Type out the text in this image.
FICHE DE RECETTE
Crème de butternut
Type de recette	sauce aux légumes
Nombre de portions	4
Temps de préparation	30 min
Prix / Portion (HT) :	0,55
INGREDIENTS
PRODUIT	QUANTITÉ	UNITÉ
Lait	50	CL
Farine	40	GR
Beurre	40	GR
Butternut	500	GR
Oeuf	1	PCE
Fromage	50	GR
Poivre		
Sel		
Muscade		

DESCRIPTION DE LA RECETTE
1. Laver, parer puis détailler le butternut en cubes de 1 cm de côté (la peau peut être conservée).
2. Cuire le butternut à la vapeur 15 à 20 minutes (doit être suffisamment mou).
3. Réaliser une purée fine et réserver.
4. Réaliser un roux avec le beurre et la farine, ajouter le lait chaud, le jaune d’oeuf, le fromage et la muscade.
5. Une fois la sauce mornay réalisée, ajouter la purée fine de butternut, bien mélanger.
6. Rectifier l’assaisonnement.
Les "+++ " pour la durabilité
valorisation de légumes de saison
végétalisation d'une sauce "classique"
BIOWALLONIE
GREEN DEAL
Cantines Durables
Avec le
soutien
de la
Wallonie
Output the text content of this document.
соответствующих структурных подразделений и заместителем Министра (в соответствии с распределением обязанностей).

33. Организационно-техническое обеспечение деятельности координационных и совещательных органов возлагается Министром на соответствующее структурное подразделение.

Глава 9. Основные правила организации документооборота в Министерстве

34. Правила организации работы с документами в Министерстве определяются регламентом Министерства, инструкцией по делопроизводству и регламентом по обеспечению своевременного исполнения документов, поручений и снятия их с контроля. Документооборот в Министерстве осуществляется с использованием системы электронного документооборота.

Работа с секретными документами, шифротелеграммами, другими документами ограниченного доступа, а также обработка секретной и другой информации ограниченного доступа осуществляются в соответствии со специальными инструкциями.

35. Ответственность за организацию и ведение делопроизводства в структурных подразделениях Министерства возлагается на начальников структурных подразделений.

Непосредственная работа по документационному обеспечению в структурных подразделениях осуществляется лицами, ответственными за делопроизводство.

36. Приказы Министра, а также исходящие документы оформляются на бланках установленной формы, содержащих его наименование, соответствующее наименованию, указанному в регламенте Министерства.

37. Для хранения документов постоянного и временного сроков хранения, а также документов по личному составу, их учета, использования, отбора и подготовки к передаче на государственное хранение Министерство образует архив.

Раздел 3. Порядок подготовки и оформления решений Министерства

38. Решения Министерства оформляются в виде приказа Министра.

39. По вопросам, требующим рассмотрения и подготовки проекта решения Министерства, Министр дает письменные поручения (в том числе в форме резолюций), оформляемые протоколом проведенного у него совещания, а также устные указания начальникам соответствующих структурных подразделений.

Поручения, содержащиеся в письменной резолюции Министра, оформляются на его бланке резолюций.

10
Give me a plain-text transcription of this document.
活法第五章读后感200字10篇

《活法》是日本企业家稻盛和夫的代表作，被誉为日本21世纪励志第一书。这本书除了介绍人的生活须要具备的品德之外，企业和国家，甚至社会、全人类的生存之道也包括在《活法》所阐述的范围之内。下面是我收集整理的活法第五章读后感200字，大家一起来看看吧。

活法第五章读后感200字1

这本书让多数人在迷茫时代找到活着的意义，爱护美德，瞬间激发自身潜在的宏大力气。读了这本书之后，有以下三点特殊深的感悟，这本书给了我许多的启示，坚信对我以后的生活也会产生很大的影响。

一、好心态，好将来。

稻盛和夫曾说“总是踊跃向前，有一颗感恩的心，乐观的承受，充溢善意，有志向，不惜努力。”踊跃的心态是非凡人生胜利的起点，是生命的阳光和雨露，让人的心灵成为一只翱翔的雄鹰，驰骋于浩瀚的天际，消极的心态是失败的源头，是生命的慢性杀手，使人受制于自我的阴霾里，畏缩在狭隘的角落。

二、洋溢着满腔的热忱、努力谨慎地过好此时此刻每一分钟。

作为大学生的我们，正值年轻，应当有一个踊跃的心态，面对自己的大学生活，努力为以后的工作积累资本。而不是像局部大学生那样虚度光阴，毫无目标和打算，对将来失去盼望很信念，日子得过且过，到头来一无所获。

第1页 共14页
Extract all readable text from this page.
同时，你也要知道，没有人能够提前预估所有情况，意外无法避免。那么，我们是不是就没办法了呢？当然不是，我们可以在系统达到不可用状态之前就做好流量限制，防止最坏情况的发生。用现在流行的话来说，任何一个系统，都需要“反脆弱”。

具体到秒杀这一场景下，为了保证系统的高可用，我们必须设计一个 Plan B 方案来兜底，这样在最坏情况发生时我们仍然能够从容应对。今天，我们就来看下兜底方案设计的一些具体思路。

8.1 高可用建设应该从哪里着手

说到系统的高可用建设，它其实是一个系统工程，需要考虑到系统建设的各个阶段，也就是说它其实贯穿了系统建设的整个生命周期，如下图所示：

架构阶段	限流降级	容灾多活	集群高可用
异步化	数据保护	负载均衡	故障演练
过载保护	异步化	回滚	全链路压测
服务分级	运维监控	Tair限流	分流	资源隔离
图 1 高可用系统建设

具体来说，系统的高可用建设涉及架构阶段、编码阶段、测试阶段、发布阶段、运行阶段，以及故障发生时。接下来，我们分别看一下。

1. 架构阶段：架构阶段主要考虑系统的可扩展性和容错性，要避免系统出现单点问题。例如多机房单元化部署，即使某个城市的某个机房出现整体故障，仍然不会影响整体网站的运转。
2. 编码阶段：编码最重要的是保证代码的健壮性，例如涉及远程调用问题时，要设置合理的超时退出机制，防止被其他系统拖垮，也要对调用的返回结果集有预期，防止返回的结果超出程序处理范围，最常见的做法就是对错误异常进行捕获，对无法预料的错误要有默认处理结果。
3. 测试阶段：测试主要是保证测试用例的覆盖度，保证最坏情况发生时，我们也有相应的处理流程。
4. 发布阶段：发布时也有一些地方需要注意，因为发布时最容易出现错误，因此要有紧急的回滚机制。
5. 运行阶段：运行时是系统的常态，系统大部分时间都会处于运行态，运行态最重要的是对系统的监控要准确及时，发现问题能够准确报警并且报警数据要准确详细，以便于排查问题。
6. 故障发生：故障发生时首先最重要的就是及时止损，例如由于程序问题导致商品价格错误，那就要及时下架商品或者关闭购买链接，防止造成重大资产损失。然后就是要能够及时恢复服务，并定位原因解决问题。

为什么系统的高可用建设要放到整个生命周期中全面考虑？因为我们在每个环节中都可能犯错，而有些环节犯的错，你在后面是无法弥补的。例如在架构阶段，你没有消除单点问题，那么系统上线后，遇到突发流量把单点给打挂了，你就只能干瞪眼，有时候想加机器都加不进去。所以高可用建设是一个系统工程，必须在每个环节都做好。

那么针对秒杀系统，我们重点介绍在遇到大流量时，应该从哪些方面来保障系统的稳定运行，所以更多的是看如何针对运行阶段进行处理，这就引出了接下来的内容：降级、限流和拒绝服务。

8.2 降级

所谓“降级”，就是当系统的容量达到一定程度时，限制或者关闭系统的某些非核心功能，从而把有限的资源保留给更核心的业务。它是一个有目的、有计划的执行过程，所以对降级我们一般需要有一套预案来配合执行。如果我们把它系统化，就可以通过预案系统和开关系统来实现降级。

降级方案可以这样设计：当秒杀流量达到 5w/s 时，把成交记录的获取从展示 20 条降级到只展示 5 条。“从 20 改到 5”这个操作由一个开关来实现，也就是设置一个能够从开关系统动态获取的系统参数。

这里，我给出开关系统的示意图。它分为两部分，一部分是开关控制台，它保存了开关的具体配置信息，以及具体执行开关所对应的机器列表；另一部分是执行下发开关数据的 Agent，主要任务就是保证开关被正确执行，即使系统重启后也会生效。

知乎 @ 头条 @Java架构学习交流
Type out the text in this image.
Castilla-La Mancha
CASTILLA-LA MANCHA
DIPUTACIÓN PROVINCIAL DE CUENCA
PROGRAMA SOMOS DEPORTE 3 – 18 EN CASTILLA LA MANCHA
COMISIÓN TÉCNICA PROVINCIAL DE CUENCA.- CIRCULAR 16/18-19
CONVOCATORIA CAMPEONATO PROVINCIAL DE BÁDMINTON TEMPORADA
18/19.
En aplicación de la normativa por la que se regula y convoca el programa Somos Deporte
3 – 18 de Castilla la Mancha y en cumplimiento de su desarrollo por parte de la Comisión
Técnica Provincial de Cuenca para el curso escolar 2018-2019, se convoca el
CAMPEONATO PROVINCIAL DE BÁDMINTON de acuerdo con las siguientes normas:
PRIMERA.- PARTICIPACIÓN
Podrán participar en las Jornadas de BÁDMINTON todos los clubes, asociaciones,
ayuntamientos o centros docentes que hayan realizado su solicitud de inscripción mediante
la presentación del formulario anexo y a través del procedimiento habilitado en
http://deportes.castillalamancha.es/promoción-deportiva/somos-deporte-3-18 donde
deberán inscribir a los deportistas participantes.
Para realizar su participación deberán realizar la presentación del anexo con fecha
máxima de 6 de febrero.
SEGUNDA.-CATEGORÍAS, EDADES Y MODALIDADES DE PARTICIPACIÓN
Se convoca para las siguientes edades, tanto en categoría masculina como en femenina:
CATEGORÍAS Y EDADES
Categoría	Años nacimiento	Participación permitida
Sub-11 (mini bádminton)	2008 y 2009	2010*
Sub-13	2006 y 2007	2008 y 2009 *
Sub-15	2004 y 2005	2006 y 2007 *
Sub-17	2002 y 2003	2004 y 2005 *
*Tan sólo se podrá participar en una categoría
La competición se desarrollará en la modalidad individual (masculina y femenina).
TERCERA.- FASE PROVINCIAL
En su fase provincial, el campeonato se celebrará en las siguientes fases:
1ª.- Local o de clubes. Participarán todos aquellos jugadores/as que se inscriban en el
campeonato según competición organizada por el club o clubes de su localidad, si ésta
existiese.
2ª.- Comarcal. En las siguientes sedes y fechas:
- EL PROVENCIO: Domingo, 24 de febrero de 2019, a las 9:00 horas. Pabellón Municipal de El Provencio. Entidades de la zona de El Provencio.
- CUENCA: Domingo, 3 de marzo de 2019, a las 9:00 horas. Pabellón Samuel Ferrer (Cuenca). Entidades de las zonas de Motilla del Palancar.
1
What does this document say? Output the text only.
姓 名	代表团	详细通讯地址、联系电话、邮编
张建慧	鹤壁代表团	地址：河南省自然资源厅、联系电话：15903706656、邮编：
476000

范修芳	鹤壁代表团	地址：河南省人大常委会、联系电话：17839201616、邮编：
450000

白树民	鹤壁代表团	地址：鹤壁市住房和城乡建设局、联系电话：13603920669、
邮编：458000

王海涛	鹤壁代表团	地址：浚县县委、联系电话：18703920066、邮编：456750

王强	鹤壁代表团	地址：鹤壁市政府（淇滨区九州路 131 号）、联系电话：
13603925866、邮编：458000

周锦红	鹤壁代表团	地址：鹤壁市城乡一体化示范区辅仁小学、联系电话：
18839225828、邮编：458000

- Task requirements
Wherever the string "документами" appears in the entries above, list that line.

- Task answer
34. Правила организации работы с документами в Министерстве определяются регламентом Министерства, инструкцией по делопроизводству и регламентом по обеспечению своевременного исполнения документов, поручений и снятия их с контроля. Документооборот в Министерстве осуществляется с использованием системы электронного документооборота.
Работа с секретными документами, шифротелеграммами, другими документами ограниченного доступа, а также обработка секретной и другой информации ограниченного доступа осуществляются в соответствии со специальными инструкциями.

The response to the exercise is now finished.